## INSTRUCTION
Locate each line below that includes "Section" and reproduce it.

## SUPPLIED DATA
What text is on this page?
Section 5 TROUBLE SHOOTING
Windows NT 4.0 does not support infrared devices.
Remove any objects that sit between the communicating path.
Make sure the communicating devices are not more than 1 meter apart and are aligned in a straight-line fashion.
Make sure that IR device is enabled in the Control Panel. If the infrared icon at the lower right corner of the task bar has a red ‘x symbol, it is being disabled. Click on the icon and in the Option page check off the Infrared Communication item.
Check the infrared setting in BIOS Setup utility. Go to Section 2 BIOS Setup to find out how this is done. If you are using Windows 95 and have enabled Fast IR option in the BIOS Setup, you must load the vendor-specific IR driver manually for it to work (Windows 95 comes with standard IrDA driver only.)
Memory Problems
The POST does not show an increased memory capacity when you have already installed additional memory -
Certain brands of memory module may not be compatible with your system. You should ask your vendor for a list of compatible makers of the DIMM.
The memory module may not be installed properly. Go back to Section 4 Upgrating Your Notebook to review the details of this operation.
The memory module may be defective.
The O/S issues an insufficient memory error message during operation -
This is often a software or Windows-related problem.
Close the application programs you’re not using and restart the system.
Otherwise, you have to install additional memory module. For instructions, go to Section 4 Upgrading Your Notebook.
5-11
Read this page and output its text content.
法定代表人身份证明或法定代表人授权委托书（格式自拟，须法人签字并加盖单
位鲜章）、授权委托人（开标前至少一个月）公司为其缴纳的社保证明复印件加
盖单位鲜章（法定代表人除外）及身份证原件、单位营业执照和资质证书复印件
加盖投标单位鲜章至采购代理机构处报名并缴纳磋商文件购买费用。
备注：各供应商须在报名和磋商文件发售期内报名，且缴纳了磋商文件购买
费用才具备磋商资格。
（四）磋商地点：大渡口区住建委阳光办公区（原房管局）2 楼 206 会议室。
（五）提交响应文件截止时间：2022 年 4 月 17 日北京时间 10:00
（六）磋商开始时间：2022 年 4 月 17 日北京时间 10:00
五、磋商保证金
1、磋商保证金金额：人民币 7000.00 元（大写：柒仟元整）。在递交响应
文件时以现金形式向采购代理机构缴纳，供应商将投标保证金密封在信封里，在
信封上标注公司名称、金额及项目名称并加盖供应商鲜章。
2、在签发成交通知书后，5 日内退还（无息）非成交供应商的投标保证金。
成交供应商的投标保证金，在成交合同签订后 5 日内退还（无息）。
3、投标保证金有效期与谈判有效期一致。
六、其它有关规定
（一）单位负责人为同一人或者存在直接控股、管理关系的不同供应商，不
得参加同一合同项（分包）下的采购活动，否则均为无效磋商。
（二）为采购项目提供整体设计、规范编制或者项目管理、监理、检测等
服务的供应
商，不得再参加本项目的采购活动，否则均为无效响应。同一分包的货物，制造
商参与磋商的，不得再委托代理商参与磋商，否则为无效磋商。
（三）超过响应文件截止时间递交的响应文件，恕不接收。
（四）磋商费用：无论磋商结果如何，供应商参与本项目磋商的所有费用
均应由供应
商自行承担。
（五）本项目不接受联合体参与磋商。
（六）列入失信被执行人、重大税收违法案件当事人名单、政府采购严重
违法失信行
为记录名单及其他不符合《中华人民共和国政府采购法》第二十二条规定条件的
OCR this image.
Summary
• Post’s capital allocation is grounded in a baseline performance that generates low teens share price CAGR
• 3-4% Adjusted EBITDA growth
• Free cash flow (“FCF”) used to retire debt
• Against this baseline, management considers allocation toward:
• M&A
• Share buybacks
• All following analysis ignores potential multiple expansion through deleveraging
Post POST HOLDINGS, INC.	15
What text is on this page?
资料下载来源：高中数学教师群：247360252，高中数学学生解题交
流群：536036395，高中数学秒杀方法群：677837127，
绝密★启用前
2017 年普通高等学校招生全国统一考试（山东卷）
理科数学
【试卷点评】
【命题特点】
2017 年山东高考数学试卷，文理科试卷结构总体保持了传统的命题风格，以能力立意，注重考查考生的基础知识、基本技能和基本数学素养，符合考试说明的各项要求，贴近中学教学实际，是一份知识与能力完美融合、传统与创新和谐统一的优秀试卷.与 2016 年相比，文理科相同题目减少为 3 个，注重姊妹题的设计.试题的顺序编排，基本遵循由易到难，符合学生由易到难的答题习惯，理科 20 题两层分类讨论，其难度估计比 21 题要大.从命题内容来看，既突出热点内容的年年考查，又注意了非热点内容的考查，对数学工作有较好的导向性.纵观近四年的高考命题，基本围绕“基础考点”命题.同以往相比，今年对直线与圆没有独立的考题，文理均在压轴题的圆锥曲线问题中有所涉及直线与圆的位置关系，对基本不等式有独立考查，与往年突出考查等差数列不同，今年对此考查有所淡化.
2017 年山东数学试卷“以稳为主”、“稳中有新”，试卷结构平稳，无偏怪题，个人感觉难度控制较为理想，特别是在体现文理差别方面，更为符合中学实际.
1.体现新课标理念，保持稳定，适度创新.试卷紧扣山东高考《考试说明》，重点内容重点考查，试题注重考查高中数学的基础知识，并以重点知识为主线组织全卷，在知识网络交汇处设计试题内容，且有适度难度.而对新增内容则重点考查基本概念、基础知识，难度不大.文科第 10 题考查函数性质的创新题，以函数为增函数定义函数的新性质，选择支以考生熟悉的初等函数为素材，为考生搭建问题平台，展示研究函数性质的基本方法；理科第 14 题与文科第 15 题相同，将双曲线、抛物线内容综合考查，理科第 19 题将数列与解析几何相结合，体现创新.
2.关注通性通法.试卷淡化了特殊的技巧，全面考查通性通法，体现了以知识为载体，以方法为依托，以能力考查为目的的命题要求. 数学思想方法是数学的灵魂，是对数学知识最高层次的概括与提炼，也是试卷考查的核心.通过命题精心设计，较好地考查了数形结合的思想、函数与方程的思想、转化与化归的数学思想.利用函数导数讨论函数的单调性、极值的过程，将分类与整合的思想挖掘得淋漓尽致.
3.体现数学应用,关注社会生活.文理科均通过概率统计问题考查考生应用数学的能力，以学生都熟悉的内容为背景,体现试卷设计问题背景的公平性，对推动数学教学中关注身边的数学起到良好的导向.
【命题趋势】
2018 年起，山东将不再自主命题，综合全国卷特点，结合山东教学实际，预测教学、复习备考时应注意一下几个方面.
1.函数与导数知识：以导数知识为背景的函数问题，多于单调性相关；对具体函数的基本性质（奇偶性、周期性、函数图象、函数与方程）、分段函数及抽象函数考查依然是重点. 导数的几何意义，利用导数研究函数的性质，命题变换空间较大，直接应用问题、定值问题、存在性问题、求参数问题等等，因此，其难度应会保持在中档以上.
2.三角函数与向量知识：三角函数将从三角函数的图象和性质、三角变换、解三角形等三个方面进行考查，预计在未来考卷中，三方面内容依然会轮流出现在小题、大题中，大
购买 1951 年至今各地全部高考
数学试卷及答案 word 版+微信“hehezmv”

## RESULT BELOW
Section 5 TROUBLE SHOOTING
Check the infrared setting in BIOS Setup utility. Go to Section 2 BIOS Setup to find out how this is done. If you are using Windows 95 and have enabled Fast IR option in the BIOS Setup, you must load the vendor-specific IR driver manually for it to work (Windows 95 comes with standard IrDA driver only.)
The memory module may not be installed properly. Go back to Section 4 Upgrating Your Notebook to review the details of this operation.
Otherwise, you have to install additional memory module. For instructions, go to Section 4 Upgrading Your Notebook.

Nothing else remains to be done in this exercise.